TASK 1: Output the passage of the piece on men and meat starting at "An example is" and ending at "apply, the works.", copied verbatim.
TASK 2:
Decide whether each statement below agrees with the piece on men and meat. Answer yes or no for each, and quote the words of the piece that settle it.

(a) The piece states that it is mostly women who prepare and cook meat.
(b) The piece says wives who ask for help with weekday evening meal preparation are met with enthusiasm.
(c) The piece presents women as the experts on which biltong is best.

── SELECTED TEXT

The Butcher: the high priest of meat

A man and his butcher are not easily parted.

There’s something very masculine about meat, isn’t there? The immediate image that comes to mind is the braai. Generally and mostly it’s men standing around advising other men about how often to turn the meat, what adjustments the fire needs for different meat and so on. That’s why male vegetarians aren’t really complete men- kind of like missing a testicle.

This is not to ignore the fact that it is actually mostly women that prepare and cook meat but without the fanfare and drama that male meat interaction seems to involve.

An example is the poitjie. Men who wouldn’t know how to boil an egg for dinner and practically strain themselves to find the cereal or burn themselves making toast become experts on all matters culinary when preparing  meat for the potjie, its tenderisation, the slow cooking of, flavouring, what spices and herbs to apply, the works.

 In fact rarely does one see the high level of sophistication men embrace when it comes to meat outdoors. Wives who try to solicit an ounce of assistance with the evening meal preparation during the week are met with nonplussed expressions and glazed eyes when asked to: “just toss the salad while I:-  go to the loo, shift grandpa, change this nappy, move the house to the left.”

Then there’s biltong – do women and children eat it, sure. But who’s the expert on what biltong is the best, most flavoursome and assuming the correct shape – the man. If a woman offers an opinion on biltong, men assume embarrassed looks or bow their heads, and that’s the polite response. What could a woman possibly know about biltong? And let’s not get started on the intricate equipment that men have invented to cut, shave, slice and dry biltong in the luxury of their own home.

────
── DATASET RECORDS

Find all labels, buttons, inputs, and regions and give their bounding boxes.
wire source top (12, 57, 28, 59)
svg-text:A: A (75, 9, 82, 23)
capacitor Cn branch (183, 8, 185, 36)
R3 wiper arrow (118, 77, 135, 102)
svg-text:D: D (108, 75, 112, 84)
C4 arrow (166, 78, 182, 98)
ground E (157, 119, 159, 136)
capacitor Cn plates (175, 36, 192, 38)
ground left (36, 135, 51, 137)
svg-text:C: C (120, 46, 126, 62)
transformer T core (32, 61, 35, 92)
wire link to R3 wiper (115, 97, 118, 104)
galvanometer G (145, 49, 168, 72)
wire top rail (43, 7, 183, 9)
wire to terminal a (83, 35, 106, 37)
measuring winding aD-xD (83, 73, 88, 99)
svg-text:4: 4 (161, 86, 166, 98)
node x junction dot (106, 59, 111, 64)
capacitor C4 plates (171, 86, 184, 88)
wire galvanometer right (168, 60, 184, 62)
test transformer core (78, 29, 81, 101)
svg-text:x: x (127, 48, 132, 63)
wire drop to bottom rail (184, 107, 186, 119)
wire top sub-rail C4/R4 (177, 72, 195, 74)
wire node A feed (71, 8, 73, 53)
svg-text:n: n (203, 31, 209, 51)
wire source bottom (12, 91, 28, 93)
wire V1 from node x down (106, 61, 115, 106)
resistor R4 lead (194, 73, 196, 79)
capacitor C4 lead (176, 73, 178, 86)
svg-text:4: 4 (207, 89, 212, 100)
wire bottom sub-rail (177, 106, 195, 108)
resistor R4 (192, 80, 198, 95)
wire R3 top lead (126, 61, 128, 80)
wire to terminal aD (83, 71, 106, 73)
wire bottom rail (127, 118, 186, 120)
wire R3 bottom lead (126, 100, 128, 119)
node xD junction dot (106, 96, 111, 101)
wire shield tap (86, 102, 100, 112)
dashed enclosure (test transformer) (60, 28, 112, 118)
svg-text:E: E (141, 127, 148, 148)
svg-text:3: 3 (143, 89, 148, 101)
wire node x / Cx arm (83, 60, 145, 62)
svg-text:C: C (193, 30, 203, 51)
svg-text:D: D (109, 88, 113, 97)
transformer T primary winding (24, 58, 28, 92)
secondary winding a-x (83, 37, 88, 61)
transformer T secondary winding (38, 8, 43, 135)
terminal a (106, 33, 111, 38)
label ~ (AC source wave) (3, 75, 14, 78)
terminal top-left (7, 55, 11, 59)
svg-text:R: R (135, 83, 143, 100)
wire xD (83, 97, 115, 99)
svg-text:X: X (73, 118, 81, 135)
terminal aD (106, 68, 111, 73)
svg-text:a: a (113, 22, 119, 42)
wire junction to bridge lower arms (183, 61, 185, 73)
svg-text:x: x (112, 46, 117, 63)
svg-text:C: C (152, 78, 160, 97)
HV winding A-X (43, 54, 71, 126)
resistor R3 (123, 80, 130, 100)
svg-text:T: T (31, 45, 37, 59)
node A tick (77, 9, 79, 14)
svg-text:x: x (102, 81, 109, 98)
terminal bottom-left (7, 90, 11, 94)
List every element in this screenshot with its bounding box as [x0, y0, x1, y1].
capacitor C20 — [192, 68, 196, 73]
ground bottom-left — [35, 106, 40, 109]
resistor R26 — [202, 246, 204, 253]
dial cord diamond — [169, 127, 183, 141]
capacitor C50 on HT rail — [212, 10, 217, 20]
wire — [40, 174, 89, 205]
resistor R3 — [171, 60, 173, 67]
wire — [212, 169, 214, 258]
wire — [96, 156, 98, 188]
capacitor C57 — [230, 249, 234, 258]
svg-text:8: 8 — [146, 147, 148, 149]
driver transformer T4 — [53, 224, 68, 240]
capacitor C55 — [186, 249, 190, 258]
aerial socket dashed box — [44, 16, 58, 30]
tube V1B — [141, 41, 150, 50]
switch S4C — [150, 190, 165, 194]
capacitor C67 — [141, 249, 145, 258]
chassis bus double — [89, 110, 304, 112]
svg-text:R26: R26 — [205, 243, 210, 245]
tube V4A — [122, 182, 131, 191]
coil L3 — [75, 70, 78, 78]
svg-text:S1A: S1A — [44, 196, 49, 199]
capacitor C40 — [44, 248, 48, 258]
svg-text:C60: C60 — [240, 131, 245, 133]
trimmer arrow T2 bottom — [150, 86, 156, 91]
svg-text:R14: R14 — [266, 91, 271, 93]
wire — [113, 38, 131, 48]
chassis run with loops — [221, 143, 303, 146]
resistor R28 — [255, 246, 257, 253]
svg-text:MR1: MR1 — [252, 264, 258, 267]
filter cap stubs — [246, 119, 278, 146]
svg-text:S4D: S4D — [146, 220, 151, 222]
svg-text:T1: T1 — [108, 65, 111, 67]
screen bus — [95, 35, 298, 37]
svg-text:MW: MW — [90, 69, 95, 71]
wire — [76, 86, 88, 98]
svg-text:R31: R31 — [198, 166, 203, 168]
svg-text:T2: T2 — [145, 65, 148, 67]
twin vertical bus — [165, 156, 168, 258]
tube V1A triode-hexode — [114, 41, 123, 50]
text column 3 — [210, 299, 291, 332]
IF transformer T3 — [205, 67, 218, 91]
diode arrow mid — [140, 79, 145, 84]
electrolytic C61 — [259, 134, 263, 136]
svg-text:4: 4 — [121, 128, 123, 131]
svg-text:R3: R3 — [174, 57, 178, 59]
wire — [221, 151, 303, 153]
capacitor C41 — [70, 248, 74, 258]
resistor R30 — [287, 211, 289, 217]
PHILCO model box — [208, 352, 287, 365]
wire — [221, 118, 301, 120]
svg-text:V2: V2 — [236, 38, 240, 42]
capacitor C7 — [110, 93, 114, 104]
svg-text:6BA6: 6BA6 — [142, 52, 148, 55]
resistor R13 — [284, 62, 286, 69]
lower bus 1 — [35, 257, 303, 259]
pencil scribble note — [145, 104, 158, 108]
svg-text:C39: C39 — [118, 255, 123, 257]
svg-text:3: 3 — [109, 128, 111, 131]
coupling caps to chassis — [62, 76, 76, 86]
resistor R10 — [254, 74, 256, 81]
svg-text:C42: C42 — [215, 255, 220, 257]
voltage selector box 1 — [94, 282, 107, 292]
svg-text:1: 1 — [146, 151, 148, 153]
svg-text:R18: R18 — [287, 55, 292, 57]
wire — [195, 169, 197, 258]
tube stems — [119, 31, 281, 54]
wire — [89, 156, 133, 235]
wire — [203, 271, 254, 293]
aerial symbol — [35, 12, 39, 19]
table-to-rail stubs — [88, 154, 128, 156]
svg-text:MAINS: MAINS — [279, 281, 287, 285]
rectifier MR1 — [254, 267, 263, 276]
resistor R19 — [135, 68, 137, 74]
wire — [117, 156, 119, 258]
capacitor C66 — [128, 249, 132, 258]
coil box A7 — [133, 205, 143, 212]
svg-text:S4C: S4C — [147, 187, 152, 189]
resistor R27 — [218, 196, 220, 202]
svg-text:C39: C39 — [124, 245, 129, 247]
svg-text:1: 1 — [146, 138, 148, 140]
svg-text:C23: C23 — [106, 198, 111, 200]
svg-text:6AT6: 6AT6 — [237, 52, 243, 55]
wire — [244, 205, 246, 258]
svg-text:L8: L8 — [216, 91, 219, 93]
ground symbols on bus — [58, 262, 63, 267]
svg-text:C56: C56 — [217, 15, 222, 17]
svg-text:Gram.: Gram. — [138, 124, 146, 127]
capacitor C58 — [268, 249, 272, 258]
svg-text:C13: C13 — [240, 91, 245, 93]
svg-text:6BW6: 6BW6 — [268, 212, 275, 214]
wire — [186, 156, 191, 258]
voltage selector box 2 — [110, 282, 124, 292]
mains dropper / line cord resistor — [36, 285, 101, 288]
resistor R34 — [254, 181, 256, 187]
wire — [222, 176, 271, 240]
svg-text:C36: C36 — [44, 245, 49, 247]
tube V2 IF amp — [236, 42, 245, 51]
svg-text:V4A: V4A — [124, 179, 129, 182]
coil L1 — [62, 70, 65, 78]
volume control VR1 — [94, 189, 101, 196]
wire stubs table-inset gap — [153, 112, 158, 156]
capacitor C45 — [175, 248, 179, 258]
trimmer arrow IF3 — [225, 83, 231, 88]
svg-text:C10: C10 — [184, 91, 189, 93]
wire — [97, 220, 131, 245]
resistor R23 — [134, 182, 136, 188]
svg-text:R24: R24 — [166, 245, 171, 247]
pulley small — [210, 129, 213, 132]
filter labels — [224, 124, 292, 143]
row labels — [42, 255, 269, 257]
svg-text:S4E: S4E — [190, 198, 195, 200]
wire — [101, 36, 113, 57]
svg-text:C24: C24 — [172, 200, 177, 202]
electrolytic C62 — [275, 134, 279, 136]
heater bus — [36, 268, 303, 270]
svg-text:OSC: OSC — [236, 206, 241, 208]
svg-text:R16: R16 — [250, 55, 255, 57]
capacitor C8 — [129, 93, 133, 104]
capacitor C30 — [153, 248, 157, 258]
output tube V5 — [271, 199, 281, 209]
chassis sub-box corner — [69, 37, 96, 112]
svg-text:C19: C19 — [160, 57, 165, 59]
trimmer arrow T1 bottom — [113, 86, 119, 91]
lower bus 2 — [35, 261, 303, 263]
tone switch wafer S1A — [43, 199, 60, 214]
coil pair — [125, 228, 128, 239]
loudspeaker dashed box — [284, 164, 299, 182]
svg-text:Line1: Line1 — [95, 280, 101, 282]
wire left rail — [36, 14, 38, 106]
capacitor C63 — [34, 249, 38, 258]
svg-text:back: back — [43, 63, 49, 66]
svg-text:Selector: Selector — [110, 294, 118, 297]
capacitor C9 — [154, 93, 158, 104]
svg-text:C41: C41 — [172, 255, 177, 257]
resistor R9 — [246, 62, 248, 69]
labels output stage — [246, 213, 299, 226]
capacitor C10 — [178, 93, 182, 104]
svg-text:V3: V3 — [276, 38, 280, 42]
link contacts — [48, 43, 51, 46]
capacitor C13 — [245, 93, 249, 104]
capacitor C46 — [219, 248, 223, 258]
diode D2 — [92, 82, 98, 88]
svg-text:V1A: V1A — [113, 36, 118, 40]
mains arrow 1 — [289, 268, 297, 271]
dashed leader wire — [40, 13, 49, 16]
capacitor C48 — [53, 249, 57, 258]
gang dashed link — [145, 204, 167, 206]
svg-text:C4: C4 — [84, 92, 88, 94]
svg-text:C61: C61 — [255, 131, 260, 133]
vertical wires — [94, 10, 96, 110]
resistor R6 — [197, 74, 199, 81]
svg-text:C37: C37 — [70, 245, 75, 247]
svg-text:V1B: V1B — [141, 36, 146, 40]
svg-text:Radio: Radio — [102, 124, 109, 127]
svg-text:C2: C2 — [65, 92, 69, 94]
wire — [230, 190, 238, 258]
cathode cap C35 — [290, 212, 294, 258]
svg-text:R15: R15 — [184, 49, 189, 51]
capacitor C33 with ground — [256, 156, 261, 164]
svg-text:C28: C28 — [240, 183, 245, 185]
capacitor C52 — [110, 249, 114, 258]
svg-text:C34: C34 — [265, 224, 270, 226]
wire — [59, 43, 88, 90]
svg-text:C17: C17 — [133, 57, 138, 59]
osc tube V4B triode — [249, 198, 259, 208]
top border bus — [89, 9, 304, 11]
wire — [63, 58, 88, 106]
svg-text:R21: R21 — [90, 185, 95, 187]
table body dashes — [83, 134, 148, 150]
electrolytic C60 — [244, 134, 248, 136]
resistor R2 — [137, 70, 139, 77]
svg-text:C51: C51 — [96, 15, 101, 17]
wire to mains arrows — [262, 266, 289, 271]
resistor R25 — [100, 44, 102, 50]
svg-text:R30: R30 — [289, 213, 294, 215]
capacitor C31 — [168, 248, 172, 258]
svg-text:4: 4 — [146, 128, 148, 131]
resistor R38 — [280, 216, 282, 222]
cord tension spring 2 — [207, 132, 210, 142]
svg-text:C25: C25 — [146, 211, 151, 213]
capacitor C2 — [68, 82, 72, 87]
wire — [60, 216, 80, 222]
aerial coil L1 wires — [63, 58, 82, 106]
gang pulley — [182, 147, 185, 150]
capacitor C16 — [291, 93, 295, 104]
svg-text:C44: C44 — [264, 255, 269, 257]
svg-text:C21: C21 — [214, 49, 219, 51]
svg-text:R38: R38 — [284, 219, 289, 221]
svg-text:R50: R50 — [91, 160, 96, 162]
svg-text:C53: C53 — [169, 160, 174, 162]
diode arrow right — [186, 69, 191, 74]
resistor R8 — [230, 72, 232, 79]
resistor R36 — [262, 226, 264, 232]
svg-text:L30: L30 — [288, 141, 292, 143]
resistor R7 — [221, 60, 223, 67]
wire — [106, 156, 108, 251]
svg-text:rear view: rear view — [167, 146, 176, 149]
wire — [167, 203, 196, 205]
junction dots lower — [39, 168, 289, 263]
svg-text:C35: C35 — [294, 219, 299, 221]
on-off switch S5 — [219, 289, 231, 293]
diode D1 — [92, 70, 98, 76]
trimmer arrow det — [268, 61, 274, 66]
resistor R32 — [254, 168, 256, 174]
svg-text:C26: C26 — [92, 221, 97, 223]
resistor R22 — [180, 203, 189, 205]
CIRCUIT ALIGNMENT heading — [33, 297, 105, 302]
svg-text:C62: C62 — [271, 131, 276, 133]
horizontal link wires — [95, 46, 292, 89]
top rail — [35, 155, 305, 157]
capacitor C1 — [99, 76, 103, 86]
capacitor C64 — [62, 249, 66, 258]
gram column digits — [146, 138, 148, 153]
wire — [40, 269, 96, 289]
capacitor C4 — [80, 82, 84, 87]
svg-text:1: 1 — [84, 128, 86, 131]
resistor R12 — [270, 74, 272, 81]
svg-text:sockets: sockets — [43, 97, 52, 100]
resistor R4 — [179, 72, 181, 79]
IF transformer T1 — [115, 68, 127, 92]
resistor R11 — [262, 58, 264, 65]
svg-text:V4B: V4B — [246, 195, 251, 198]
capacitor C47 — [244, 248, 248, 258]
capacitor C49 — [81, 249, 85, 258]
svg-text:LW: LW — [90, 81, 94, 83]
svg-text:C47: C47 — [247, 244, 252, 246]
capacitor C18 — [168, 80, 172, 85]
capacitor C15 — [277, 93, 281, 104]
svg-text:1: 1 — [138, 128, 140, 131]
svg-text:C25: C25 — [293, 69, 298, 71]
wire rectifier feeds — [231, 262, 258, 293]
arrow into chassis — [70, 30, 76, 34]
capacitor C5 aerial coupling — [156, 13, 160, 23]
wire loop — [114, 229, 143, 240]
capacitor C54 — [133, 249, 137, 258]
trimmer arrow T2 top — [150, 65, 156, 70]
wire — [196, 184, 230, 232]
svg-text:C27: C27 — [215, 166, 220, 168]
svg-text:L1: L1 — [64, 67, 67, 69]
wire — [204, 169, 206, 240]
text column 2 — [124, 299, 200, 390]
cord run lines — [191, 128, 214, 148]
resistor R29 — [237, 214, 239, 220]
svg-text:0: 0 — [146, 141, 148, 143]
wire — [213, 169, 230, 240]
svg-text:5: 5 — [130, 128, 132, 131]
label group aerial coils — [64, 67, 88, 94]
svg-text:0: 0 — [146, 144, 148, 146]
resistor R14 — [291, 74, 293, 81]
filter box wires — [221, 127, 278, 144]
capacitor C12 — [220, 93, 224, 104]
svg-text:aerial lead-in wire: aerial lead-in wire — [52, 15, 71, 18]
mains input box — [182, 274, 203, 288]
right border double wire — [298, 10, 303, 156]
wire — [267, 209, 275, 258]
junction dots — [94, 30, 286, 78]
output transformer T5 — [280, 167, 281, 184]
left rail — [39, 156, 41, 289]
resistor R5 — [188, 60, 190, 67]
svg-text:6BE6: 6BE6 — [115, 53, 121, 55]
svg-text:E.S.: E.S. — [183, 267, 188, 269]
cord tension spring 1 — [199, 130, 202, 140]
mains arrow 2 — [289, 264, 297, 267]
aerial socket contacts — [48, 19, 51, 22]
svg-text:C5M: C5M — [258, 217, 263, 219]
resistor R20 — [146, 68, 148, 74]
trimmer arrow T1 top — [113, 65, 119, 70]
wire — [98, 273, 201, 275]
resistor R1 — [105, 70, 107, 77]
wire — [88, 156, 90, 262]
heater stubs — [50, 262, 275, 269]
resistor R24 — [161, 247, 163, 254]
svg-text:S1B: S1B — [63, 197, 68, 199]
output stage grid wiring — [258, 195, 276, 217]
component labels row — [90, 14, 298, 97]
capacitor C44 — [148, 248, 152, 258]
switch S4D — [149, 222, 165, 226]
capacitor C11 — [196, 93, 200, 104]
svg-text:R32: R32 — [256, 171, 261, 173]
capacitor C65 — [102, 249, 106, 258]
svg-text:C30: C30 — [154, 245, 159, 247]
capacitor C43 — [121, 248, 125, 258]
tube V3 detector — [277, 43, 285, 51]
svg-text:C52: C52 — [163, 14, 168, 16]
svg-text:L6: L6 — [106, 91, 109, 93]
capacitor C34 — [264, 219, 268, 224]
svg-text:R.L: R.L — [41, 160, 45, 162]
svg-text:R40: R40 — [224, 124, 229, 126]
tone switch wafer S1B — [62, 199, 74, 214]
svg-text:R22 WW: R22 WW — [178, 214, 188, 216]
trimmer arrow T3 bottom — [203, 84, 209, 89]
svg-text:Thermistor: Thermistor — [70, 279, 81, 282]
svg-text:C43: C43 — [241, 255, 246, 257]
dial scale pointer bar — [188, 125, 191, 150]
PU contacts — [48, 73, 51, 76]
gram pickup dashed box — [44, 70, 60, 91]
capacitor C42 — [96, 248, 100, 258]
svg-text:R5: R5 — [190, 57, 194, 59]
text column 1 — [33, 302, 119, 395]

────

REPLY 1:
An example is the poitjie. Men who wouldn’t know how to boil an egg for dinner and practically strain themselves to find the cereal or burn themselves making toast become experts on all matters culinary when preparing  meat for the potjie, its tenderisation, the slow cooking of, flavouring, what spices and herbs to apply, the works.

REPLY 2:
(a) Yes: "it is actually mostly women that prepare and cook meat"
(b) No: "are met with nonplussed expressions and glazed eyes"
(c) No: "who’s the expert on what biltong is the best, most flavoursome and assuming the correct shape – the man."